▶ Stated exercise
Locate the lines that hold the string "Electrons". Copy every such line.
- - -
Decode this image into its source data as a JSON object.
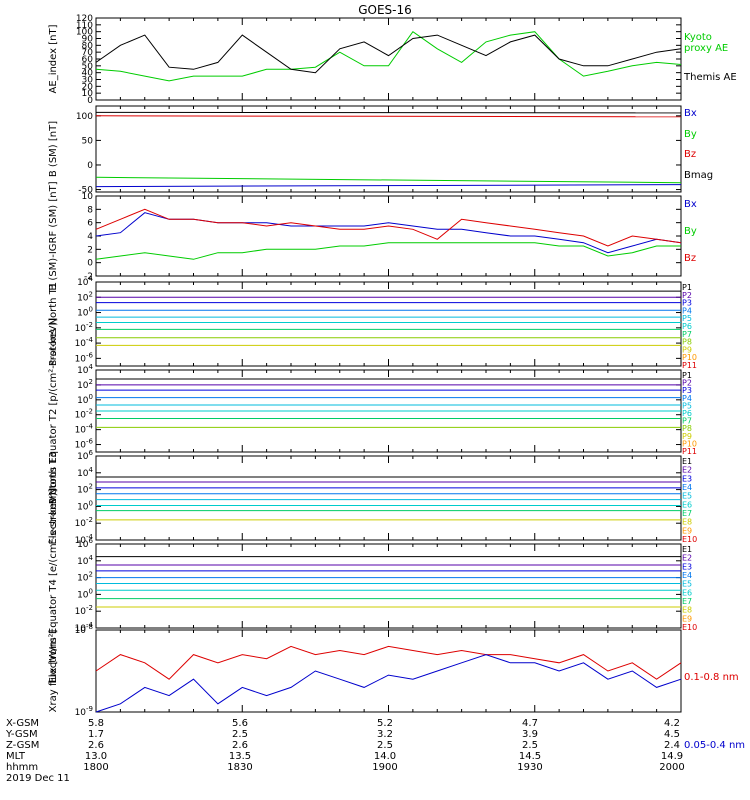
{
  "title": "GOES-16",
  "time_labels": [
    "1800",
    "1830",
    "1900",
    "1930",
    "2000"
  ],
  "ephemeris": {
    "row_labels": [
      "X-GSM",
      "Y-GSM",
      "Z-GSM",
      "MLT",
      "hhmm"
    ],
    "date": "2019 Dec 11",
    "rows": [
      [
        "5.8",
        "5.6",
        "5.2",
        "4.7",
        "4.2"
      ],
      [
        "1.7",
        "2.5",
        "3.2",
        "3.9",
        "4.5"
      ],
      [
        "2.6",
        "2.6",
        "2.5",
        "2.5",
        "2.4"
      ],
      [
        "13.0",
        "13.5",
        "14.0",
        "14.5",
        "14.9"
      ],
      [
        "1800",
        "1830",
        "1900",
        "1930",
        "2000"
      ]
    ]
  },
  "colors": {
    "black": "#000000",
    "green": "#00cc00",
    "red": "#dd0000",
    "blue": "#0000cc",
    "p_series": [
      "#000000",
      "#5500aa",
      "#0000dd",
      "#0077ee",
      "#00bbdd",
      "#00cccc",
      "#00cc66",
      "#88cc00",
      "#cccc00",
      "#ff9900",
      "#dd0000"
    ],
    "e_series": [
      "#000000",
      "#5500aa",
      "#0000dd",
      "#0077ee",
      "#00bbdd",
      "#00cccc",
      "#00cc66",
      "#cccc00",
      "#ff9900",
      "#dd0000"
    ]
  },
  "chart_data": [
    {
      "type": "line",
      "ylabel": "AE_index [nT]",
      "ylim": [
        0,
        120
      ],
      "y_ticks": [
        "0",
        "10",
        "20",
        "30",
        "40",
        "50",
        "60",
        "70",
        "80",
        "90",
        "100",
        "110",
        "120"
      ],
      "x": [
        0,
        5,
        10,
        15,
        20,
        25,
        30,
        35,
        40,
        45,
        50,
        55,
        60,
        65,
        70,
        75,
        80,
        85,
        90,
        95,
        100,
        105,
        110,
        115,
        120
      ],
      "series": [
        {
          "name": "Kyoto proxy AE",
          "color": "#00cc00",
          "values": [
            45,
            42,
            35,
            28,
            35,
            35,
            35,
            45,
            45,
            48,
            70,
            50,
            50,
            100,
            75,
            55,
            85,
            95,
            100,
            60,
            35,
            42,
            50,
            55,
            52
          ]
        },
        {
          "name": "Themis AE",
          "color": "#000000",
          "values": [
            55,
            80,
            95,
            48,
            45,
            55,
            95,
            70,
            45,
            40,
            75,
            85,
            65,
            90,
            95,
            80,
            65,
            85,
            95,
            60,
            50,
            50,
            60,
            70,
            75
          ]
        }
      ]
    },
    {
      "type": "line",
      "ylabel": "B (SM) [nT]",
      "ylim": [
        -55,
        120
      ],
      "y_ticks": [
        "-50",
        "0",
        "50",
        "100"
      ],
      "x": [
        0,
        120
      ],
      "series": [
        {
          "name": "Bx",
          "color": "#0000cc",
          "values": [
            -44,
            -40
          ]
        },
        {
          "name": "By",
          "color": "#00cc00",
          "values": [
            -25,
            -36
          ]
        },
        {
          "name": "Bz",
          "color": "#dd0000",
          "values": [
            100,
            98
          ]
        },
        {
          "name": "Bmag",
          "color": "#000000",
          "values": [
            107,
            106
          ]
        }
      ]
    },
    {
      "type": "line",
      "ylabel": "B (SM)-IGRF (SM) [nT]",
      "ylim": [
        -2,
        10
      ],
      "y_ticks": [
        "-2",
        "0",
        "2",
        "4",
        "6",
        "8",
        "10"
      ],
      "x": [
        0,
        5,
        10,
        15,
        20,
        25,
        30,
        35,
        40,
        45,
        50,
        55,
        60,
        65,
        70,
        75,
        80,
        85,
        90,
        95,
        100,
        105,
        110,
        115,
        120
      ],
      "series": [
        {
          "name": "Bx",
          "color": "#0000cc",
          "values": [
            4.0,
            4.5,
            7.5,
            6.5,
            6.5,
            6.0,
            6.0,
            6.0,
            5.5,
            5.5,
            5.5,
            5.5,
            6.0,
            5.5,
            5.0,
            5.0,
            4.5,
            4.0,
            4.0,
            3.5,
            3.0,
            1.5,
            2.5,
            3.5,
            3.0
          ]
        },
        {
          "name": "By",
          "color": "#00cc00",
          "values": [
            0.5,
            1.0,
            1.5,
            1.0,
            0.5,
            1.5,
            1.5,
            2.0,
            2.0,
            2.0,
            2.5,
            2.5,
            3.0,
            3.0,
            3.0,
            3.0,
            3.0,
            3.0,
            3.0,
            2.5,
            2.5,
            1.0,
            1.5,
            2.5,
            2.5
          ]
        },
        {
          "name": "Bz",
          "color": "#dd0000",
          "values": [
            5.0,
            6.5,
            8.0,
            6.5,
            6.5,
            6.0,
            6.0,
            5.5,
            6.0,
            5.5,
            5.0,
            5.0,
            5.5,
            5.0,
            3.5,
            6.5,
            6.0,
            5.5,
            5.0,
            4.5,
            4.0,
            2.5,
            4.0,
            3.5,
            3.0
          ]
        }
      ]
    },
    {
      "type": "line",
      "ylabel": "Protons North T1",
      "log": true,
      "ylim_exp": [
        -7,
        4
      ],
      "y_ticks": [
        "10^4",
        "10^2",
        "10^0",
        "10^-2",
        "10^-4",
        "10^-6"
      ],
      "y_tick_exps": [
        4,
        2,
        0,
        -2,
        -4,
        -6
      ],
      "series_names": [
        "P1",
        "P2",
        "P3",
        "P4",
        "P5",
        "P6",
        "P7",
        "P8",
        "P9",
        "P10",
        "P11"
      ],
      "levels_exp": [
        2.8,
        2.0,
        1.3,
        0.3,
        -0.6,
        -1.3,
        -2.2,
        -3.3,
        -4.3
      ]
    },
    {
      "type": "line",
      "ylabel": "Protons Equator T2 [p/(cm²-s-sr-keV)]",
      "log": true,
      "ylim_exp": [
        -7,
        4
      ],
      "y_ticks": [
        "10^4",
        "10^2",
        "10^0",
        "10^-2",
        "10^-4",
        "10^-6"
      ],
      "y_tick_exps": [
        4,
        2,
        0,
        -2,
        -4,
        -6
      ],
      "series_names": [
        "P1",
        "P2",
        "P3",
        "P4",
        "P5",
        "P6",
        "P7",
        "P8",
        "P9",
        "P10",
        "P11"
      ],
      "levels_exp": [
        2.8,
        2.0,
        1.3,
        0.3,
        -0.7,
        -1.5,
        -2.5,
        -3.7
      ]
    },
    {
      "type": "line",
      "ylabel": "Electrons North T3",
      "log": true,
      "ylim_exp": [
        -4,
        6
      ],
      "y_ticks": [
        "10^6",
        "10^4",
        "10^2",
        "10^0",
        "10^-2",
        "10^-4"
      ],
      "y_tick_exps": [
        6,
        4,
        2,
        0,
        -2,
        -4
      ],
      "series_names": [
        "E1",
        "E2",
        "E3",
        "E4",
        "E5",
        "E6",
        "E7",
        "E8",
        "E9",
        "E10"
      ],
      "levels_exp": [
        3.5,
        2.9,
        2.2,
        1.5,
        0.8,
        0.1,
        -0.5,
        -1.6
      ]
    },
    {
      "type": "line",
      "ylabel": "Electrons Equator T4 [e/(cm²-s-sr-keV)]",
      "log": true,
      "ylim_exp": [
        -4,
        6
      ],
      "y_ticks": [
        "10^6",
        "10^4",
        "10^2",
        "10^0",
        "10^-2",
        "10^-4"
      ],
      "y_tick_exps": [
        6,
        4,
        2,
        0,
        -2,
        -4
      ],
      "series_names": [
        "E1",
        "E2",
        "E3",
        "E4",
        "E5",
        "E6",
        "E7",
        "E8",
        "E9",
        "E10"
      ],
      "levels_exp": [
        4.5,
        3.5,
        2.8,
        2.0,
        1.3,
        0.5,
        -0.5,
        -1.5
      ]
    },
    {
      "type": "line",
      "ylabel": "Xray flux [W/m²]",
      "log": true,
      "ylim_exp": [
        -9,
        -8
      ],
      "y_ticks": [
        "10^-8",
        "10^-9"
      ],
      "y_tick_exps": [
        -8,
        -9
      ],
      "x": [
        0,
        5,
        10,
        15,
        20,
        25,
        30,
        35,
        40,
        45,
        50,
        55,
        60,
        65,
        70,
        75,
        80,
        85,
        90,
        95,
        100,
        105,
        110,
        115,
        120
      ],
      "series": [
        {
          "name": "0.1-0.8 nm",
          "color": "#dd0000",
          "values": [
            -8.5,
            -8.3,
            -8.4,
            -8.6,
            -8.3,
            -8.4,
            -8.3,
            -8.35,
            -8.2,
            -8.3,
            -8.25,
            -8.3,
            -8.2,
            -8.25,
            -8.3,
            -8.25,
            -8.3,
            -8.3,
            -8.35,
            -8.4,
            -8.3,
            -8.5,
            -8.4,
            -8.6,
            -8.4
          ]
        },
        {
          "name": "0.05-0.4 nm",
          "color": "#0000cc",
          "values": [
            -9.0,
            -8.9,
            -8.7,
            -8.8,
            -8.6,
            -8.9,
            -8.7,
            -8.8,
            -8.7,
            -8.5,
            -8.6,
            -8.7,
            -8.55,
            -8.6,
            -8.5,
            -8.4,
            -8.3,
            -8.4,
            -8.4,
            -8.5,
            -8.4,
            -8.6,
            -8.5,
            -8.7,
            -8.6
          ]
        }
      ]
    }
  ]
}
- - -
▶ Answer for this exercise
      "ylabel": "Electrons North T3",
      "ylabel": "Electrons Equator T4 [e/(cm²-s-sr-keV)]",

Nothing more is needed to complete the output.